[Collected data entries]
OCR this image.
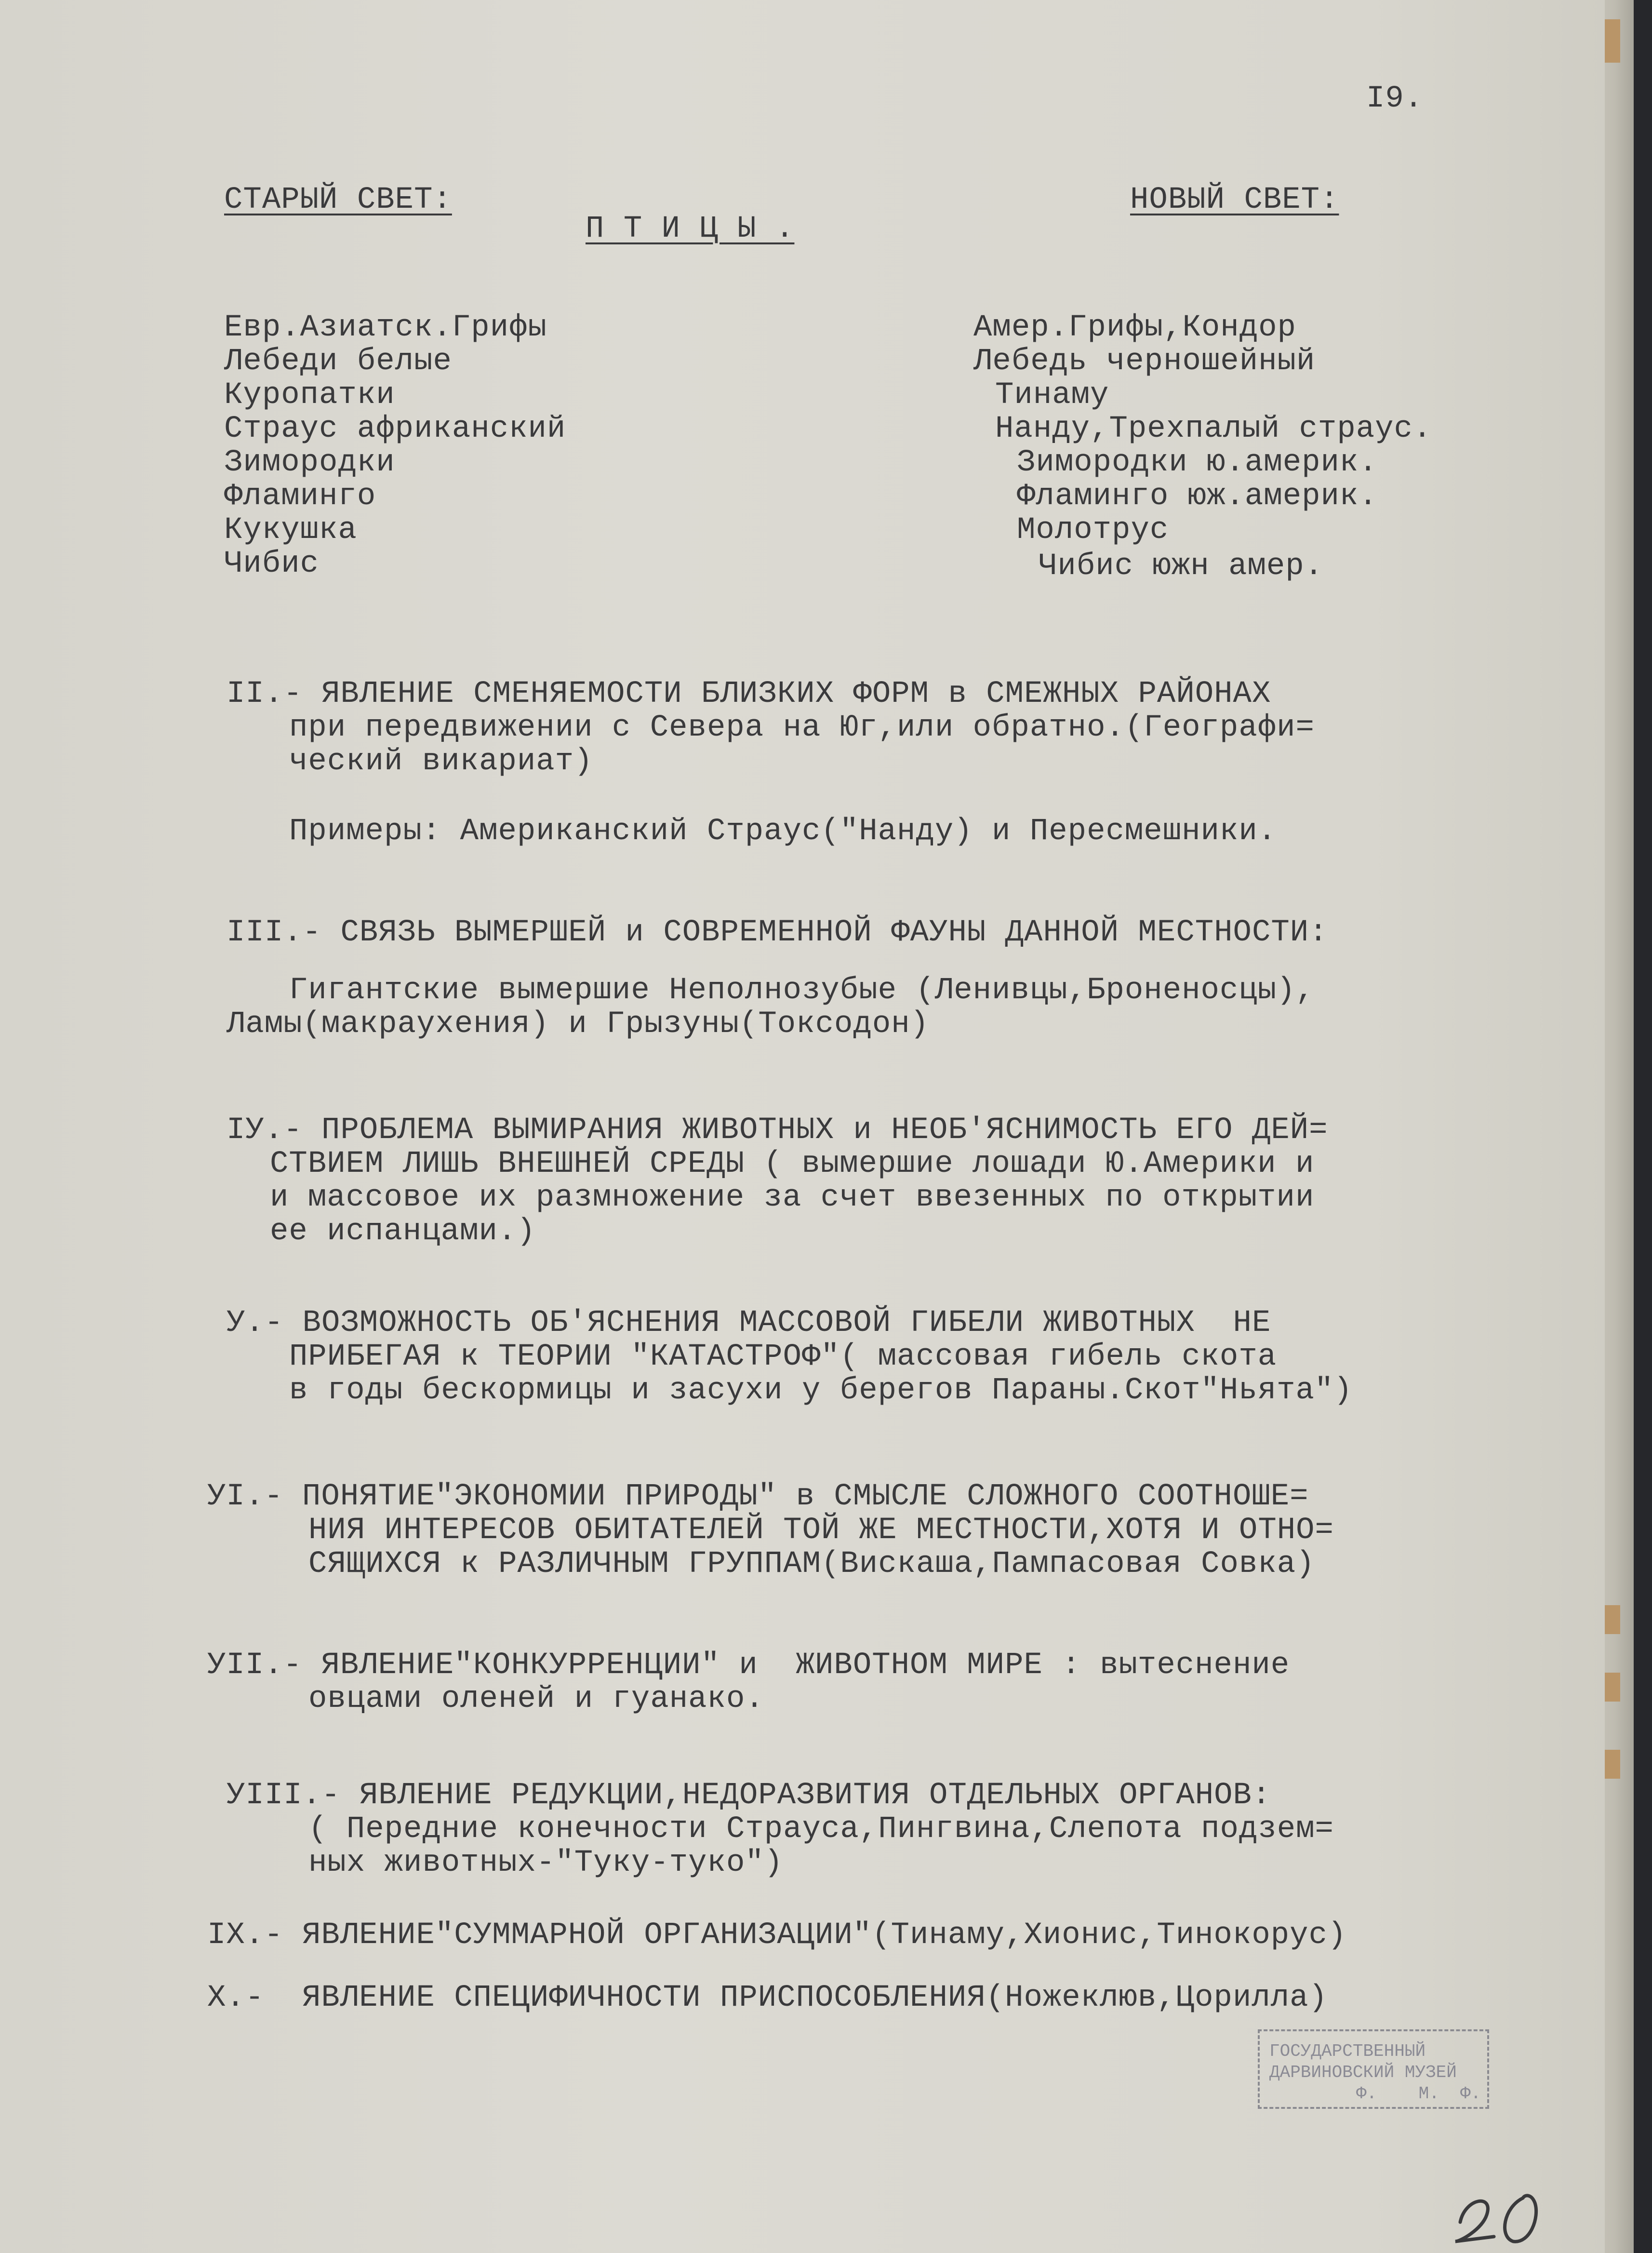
I9.
СТАРЫЙ СВЕТ:	НОВЫЙ СВЕТ:
П Т И Ц Ы .
Евр.Азиатск.Грифы
Лебеди белые
Куропатки
Страус африканский
Зимородки
Фламинго
Кукушка
Чибис
Амер.Грифы,Кондор
Лебедь черношейный
Тинаму
Нанду,Трехпалый страус.
Зимородки ю.америк.
Фламинго юж.америк.
Молотрус
Чибис южн амер.
II.- ЯВЛЕНИЕ СМЕНЯЕМОСТИ БЛИЗКИХ ФОРМ в СМЕЖНЫХ РАЙОНАХ
при передвижении с Севера на Юг,или обратно.(Географи=
ческий викариат)
Примеры: Американский Страус("Нанду) и Пересмешники.
III.- СВЯЗЬ ВЫМЕРШЕЙ и СОВРЕМЕННОЙ ФАУНЫ ДАННОЙ МЕСТНОСТИ:
Гигантские вымершие Неполнозубые (Ленивцы,Броненосцы),
Ламы(макраухения) и Грызуны(Токсодон)
IУ.- ПРОБЛЕМА ВЫМИРАНИЯ ЖИВОТНЫХ и НЕОБ'ЯСНИМОСТЬ ЕГО ДЕЙ=
СТВИЕМ ЛИШЬ ВНЕШНЕЙ СРЕДЫ ( вымершие лошади Ю.Америки и
и массовое их размножение за счет ввезенных по открытии
ее испанцами.)
У.- ВОЗМОЖНОСТЬ ОБ'ЯСНЕНИЯ МАССОВОЙ ГИБЕЛИ ЖИВОТНЫХ  НЕ
ПРИБЕГАЯ к ТЕОРИИ "КАТАСТРОФ"( массовая гибель скота
в годы бескормицы и засухи у берегов Параны.Скот"Ньята")
УI.- ПОНЯТИЕ"ЭКОНОМИИ ПРИРОДЫ" в СМЫСЛЕ СЛОЖНОГО СООТНОШЕ=
НИЯ ИНТЕРЕСОВ ОБИТАТЕЛЕЙ ТОЙ ЖЕ МЕСТНОСТИ,ХОТЯ И ОТНО=
СЯЩИХСЯ к РАЗЛИЧНЫМ ГРУППАМ(Вискаша,Пампасовая Совка)
УII.- ЯВЛЕНИЕ"КОНКУРРЕНЦИИ" и  ЖИВОТНОМ МИРЕ : вытеснение
овцами оленей и гуанако.
УIII.- ЯВЛЕНИЕ РЕДУКЦИИ,НЕДОРАЗВИТИЯ ОТДЕЛЬНЫХ ОРГАНОВ:
( Передние конечности Страуса,Пингвина,Слепота подзем=
ных животных-"Туку-туко")
IX.- ЯВЛЕНИЕ"СУММАРНОЙ ОРГАНИЗАЦИИ"(Тинаму,Хионис,Тинокорус)
X.-  ЯВЛЕНИЕ СПЕЦИФИЧНОСТИ ПРИСПОСОБЛЕНИЯ(Ножеклюв,Цорилла)
ГОСУДАРСТВЕННЫЙ
ДАРВИНОВСКИЙ МУЗЕЙ
Ф.    М.  Ф.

**Aim**
Repeat every record precisely. Any picture among them stays out of the copy.

**Output for this task**
OCR this image.
I9.
СТАРЫЙ СВЕТ:	НОВЫЙ СВЕТ:
П Т И Ц Ы .
Евр.Азиатск.Грифы
Лебеди белые
Куропатки
Страус африканский
Зимородки
Фламинго
Кукушка
Чибис
Амер.Грифы,Кондор
Лебедь черношейный
Тинаму
Нанду,Трехпалый страус.
Зимородки ю.америк.
Фламинго юж.америк.
Молотрус
Чибис южн амер.
II.- ЯВЛЕНИЕ СМЕНЯЕМОСТИ БЛИЗКИХ ФОРМ в СМЕЖНЫХ РАЙОНАХ
при передвижении с Севера на Юг,или обратно.(Географи=
ческий викариат)
Примеры: Американский Страус("Нанду) и Пересмешники.
III.- СВЯЗЬ ВЫМЕРШЕЙ и СОВРЕМЕННОЙ ФАУНЫ ДАННОЙ МЕСТНОСТИ:
Гигантские вымершие Неполнозубые (Ленивцы,Броненосцы),
Ламы(макраухения) и Грызуны(Токсодон)
IУ.- ПРОБЛЕМА ВЫМИРАНИЯ ЖИВОТНЫХ и НЕОБ'ЯСНИМОСТЬ ЕГО ДЕЙ=
СТВИЕМ ЛИШЬ ВНЕШНЕЙ СРЕДЫ ( вымершие лошади Ю.Америки и
и массовое их размножение за счет ввезенных по открытии
ее испанцами.)
У.- ВОЗМОЖНОСТЬ ОБ'ЯСНЕНИЯ МАССОВОЙ ГИБЕЛИ ЖИВОТНЫХ  НЕ
ПРИБЕГАЯ к ТЕОРИИ "КАТАСТРОФ"( массовая гибель скота
в годы бескормицы и засухи у берегов Параны.Скот"Ньята")
УI.- ПОНЯТИЕ"ЭКОНОМИИ ПРИРОДЫ" в СМЫСЛЕ СЛОЖНОГО СООТНОШЕ=
НИЯ ИНТЕРЕСОВ ОБИТАТЕЛЕЙ ТОЙ ЖЕ МЕСТНОСТИ,ХОТЯ И ОТНО=
СЯЩИХСЯ к РАЗЛИЧНЫМ ГРУППАМ(Вискаша,Пампасовая Совка)
УII.- ЯВЛЕНИЕ"КОНКУРРЕНЦИИ" и  ЖИВОТНОМ МИРЕ : вытеснение
овцами оленей и гуанако.
УIII.- ЯВЛЕНИЕ РЕДУКЦИИ,НЕДОРАЗВИТИЯ ОТДЕЛЬНЫХ ОРГАНОВ:
( Передние конечности Страуса,Пингвина,Слепота подзем=
ных животных-"Туку-туко")
IX.- ЯВЛЕНИЕ"СУММАРНОЙ ОРГАНИЗАЦИИ"(Тинаму,Хионис,Тинокорус)
X.-  ЯВЛЕНИЕ СПЕЦИФИЧНОСТИ ПРИСПОСОБЛЕНИЯ(Ножеклюв,Цорилла)
ГОСУДАРСТВЕННЫЙ
ДАРВИНОВСКИЙ МУЗЕЙ
Ф.    М.  Ф.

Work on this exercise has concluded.